[INSTRUCTIONS FOR THE TASK] Find and copy every line in the records that includes the string "medikamentös".

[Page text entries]
·····

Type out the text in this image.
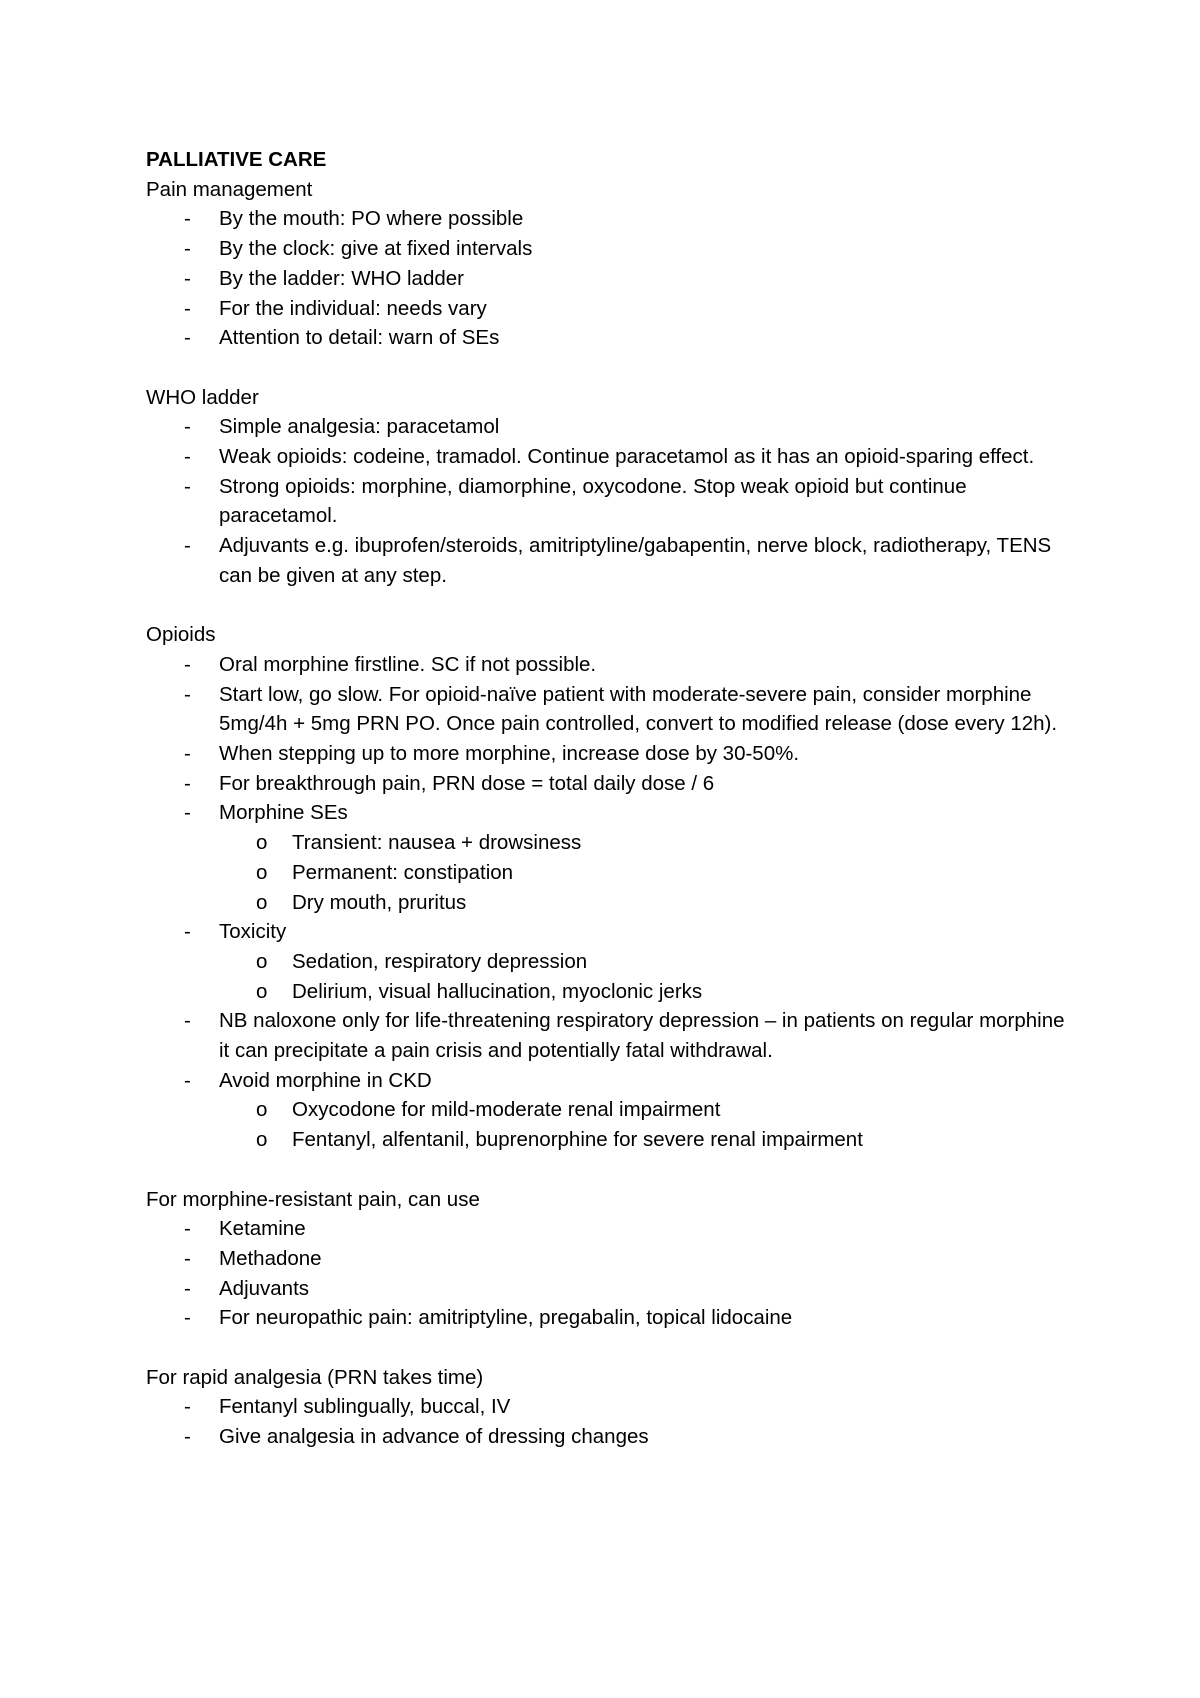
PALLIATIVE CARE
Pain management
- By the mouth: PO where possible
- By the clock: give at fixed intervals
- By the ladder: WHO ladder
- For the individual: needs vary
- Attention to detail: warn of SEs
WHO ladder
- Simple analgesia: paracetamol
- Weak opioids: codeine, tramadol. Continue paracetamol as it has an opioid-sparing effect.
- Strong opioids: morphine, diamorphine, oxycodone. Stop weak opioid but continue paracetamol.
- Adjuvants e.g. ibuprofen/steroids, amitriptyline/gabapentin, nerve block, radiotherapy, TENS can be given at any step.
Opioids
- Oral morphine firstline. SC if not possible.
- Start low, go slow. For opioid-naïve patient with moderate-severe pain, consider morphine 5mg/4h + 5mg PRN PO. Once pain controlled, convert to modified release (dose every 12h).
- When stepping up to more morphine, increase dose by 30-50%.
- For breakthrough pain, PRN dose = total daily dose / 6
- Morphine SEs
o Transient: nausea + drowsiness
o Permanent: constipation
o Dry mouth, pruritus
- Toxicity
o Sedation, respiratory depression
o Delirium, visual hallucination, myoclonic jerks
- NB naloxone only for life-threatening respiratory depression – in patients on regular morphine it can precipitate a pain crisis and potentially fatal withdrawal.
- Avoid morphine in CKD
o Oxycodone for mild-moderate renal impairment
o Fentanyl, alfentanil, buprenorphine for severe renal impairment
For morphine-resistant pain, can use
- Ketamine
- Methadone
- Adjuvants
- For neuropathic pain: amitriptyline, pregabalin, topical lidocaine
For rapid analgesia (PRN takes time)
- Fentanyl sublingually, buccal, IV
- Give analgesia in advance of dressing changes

·····

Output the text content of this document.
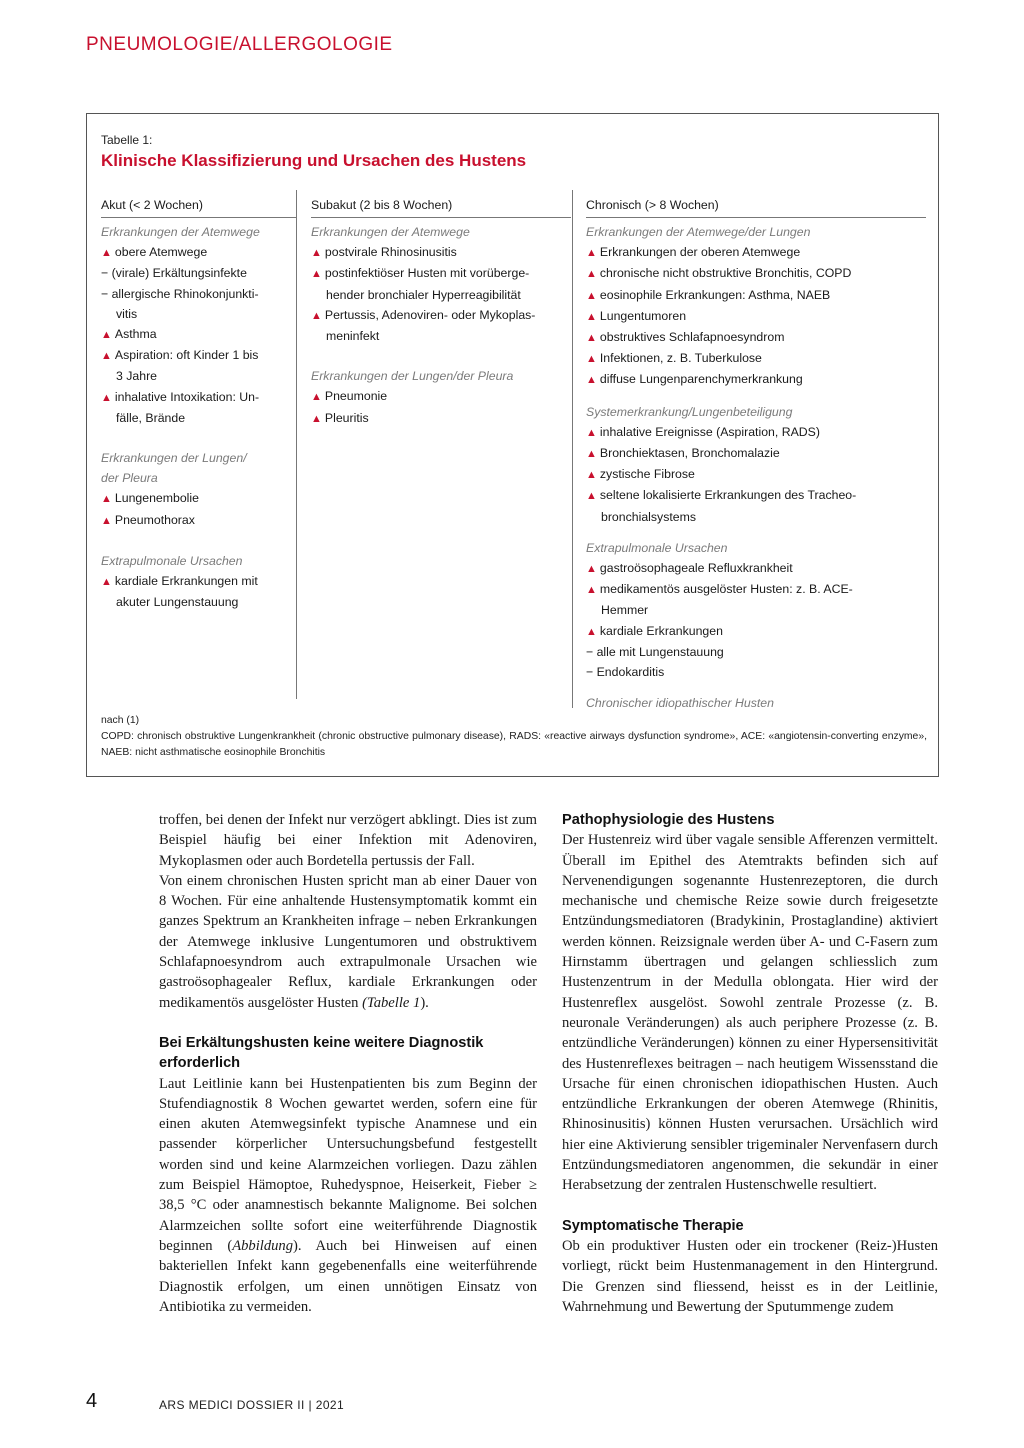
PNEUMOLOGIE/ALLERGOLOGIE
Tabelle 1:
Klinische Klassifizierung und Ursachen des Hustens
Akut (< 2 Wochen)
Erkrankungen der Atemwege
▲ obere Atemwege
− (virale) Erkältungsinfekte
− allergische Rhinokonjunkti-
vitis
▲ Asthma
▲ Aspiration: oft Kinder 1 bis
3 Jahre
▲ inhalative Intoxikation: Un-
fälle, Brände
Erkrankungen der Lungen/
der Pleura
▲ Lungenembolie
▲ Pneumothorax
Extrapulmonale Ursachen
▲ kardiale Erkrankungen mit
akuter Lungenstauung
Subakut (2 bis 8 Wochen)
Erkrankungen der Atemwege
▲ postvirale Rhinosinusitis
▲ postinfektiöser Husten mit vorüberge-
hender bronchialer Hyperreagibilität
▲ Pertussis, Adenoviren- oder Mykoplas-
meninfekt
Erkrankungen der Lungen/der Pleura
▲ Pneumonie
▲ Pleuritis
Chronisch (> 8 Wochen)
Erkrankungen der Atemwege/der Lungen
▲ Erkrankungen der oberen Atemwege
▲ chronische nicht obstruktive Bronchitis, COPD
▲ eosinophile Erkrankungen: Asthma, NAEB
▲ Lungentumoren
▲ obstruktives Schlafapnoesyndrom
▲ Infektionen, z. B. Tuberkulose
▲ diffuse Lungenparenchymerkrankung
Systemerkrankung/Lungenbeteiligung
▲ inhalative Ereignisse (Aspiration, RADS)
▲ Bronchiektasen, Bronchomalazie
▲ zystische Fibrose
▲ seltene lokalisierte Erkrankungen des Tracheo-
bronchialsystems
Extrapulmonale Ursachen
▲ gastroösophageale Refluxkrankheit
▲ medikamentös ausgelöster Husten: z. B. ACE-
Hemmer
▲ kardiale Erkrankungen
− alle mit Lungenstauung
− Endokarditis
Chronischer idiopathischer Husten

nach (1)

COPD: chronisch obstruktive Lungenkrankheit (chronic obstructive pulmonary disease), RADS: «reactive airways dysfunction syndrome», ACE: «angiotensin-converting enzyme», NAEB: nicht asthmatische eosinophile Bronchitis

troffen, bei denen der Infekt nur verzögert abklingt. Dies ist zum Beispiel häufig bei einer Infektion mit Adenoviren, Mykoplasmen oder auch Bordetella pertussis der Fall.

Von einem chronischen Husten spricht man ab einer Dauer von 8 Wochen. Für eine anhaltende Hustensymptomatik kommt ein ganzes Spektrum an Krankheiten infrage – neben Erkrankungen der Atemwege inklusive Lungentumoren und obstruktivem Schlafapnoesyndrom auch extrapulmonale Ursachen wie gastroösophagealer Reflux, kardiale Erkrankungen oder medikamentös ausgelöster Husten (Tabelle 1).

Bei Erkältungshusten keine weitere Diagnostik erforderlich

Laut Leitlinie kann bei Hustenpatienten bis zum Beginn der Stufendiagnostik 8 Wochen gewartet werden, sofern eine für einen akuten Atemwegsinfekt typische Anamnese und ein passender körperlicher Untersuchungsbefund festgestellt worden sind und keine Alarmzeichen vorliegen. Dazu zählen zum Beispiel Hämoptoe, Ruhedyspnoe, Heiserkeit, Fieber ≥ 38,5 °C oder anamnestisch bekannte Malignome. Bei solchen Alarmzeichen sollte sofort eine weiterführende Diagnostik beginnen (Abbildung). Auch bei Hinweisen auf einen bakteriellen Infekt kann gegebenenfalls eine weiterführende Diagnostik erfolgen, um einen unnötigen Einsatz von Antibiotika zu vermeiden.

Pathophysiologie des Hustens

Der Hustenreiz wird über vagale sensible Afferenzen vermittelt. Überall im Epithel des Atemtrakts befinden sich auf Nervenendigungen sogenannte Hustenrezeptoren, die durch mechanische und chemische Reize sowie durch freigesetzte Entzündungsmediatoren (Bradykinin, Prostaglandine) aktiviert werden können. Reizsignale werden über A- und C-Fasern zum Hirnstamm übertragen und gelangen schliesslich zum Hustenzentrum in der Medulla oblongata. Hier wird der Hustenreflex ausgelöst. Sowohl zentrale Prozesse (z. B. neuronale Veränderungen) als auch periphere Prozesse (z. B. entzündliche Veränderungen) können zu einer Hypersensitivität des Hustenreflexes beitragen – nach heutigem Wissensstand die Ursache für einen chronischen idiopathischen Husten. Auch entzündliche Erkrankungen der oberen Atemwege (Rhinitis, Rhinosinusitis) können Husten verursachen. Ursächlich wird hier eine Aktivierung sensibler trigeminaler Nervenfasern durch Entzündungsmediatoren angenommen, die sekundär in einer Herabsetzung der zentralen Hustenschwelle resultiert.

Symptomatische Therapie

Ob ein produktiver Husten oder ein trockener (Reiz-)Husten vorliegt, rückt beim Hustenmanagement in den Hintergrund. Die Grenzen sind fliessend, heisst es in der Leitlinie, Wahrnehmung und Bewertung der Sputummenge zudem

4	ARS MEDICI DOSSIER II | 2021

·····

[RESULT]
▲ medikamentös ausgelöster Husten: z. B. ACE-
Von einem chronischen Husten spricht man ab einer Dauer von 8 Wochen. Für eine anhaltende Hustensymptomatik kommt ein ganzes Spektrum an Krankheiten infrage – neben Erkrankungen der Atemwege inklusive Lungentumoren und obstruktivem Schlafapnoesyndrom auch extrapulmonale Ursachen wie gastroösophagealer Reflux, kardiale Erkrankungen oder medikamentös ausgelöster Husten (Tabelle 1).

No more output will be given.